[DIRECTIONS FOR THIS TASK] Filter the listing below, copying every line in which the word "title" appears.

[INPUT DATA]
BEGIN

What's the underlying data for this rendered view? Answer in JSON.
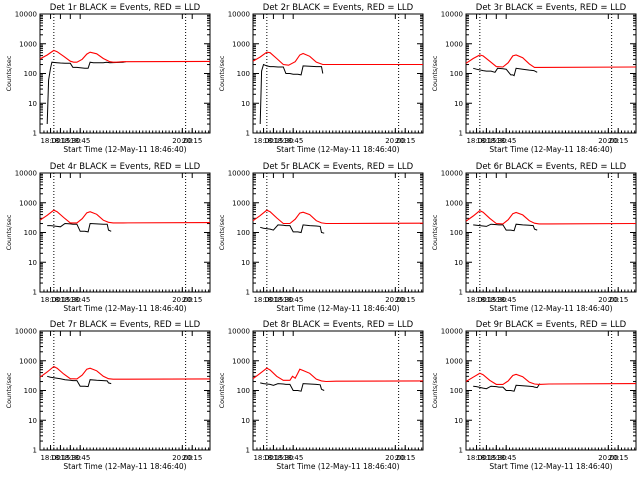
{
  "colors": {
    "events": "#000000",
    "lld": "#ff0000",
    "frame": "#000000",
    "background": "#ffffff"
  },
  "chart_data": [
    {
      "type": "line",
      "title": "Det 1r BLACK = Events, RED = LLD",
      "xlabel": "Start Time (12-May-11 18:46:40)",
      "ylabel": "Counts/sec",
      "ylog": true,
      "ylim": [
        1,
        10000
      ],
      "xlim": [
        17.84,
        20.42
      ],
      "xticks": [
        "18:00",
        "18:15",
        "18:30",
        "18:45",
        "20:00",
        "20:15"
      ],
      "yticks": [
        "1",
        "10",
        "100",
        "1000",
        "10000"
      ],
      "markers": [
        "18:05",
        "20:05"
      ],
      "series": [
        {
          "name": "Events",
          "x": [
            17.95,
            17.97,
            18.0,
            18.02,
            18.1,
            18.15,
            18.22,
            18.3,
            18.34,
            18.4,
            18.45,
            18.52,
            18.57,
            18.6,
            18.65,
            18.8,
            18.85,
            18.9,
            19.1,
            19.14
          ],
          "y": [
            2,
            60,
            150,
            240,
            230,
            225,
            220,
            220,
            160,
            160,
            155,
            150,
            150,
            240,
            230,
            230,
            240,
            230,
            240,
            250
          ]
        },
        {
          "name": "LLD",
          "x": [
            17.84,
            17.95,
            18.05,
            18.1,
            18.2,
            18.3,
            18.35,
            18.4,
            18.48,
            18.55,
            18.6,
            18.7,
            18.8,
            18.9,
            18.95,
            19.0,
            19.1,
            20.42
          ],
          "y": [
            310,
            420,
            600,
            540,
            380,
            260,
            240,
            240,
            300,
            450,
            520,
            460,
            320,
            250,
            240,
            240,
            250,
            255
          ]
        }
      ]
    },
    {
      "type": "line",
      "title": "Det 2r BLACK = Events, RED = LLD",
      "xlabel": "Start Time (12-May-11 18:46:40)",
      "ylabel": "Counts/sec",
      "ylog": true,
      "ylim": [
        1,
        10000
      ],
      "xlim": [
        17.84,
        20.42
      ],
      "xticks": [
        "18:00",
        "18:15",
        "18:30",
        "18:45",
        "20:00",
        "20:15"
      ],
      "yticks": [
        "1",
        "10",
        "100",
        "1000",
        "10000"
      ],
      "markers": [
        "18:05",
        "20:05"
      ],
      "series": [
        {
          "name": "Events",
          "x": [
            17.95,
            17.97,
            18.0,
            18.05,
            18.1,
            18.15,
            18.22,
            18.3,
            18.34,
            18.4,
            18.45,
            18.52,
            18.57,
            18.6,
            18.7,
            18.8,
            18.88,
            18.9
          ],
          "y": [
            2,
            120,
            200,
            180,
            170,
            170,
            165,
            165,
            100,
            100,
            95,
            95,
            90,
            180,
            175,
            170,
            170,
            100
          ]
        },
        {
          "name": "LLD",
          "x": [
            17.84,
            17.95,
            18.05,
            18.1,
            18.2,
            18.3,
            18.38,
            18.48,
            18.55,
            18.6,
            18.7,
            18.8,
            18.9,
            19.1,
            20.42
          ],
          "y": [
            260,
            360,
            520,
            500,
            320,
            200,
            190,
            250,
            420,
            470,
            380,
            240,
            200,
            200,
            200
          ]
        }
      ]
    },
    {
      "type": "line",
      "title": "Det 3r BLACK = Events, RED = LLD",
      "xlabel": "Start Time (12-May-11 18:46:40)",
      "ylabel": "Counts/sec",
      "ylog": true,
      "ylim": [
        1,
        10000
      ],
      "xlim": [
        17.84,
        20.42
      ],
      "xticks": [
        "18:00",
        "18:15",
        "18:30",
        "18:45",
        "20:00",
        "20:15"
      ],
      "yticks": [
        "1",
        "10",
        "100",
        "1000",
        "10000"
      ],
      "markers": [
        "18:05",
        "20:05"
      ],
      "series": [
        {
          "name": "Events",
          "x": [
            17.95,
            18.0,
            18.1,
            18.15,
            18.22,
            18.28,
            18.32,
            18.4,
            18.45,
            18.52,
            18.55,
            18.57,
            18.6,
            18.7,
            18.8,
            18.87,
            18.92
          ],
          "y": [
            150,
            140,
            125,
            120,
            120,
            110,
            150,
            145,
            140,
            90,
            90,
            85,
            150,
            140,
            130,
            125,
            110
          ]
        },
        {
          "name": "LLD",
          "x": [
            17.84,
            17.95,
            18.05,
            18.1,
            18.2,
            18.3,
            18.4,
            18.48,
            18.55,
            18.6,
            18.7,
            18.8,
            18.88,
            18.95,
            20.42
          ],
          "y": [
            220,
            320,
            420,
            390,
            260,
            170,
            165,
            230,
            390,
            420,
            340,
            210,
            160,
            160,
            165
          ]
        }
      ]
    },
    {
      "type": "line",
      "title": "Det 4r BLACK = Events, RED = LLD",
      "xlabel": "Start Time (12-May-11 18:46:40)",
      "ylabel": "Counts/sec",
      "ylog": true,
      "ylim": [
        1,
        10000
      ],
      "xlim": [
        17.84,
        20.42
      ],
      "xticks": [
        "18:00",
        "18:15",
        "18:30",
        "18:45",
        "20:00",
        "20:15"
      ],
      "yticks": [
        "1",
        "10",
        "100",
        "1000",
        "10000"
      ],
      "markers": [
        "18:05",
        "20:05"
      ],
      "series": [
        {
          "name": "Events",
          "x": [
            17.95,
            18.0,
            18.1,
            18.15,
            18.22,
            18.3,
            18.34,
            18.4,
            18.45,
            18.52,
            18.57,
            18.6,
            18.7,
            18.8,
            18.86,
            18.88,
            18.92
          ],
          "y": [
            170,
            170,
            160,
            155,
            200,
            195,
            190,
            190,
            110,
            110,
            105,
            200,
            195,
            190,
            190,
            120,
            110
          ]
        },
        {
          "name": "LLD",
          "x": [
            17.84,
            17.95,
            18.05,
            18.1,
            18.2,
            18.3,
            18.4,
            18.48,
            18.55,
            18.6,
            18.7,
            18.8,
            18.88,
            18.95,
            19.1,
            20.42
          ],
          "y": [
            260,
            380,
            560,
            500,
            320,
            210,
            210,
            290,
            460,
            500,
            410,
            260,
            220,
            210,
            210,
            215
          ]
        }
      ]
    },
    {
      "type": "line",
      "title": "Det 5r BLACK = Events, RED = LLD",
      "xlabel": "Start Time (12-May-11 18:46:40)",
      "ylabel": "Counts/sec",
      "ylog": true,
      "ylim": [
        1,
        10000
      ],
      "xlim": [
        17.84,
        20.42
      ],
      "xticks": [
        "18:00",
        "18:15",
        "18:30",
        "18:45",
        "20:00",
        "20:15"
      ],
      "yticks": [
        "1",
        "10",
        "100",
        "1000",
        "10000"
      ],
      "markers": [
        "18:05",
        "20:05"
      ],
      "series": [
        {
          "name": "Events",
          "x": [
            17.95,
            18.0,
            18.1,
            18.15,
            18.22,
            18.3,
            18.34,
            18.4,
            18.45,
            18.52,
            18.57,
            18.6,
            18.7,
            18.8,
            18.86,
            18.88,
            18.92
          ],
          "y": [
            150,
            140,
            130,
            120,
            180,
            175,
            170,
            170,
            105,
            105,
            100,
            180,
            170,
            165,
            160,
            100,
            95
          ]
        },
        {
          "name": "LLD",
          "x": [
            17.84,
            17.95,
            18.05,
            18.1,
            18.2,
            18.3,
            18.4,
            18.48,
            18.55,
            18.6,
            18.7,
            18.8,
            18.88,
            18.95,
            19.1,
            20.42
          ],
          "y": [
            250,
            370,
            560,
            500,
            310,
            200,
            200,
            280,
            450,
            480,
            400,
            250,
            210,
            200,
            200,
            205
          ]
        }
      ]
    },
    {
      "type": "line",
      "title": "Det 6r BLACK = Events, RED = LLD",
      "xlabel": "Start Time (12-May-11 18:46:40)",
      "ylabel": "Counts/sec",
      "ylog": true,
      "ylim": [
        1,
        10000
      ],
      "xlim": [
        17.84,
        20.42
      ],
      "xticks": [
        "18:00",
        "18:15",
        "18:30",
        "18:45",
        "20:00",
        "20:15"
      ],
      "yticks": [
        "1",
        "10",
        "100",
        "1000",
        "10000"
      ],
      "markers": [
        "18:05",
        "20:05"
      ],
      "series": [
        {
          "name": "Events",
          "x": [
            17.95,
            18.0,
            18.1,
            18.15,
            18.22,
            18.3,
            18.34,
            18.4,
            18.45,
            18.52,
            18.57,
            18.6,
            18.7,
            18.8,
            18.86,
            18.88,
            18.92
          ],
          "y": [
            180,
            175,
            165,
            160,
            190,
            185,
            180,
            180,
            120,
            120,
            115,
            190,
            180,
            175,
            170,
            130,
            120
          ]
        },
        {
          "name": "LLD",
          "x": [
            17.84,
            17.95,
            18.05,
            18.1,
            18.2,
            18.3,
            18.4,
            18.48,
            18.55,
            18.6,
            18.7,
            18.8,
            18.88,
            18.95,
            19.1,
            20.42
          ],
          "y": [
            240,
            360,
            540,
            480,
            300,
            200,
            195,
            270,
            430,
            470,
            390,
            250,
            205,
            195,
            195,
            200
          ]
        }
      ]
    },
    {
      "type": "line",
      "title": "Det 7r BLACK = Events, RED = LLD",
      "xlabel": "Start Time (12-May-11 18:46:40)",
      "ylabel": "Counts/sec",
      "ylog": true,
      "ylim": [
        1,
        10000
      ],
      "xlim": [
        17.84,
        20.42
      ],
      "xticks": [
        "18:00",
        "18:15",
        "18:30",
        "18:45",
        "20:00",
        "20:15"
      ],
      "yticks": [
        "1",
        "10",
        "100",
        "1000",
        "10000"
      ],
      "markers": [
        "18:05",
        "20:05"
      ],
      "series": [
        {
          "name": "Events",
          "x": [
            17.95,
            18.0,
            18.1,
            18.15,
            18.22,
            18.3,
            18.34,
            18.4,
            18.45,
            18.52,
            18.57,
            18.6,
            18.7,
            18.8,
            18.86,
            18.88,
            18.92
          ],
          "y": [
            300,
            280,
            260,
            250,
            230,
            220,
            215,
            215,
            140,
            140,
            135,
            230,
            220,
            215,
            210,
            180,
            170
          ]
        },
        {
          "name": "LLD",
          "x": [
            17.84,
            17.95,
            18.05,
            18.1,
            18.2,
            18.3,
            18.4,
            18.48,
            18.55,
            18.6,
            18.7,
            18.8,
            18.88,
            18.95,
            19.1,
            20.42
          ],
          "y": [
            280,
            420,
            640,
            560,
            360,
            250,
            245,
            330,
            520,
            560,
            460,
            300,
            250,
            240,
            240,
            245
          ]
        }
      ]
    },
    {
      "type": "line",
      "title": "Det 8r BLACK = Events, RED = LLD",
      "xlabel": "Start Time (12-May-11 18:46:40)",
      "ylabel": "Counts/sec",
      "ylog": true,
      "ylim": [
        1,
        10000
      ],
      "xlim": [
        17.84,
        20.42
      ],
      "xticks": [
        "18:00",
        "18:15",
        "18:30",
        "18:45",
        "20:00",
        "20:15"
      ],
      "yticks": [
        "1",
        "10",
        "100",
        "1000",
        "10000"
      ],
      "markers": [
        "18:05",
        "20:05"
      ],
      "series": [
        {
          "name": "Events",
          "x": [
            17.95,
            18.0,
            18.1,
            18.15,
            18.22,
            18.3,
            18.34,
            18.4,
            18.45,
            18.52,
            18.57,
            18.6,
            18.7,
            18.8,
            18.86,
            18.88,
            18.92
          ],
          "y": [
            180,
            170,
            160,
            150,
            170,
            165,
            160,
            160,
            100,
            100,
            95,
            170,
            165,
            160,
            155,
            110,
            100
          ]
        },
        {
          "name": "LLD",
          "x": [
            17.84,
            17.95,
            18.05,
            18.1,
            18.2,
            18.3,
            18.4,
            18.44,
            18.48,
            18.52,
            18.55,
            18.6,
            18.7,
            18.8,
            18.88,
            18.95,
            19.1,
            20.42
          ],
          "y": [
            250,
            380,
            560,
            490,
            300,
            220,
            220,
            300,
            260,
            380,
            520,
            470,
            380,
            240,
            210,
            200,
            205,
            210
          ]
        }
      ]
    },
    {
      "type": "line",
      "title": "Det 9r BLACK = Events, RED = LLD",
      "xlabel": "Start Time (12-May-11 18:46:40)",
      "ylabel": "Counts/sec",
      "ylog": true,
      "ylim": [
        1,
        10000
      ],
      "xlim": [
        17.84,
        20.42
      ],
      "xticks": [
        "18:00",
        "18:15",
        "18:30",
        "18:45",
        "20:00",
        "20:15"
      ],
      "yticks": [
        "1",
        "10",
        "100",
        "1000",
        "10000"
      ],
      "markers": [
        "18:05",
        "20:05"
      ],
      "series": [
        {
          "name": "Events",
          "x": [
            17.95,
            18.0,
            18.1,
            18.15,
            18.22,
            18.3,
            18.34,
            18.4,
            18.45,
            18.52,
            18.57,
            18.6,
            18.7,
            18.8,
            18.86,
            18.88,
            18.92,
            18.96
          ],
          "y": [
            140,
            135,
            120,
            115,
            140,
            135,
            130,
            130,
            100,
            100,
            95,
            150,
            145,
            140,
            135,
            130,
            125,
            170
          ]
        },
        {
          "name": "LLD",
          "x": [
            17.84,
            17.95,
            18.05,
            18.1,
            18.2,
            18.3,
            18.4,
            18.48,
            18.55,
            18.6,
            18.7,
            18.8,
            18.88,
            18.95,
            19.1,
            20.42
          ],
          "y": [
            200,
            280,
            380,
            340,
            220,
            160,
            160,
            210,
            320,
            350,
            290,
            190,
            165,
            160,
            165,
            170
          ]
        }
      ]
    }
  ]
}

END

[ANSWER]
      "title": "Det 1r BLACK = Events, RED = LLD",
      "title": "Det 2r BLACK = Events, RED = LLD",
      "title": "Det 3r BLACK = Events, RED = LLD",
      "title": "Det 4r BLACK = Events, RED = LLD",
      "title": "Det 5r BLACK = Events, RED = LLD",
      "title": "Det 6r BLACK = Events, RED = LLD",
      "title": "Det 7r BLACK = Events, RED = LLD",
      "title": "Det 8r BLACK = Events, RED = LLD",
      "title": "Det 9r BLACK = Events, RED = LLD",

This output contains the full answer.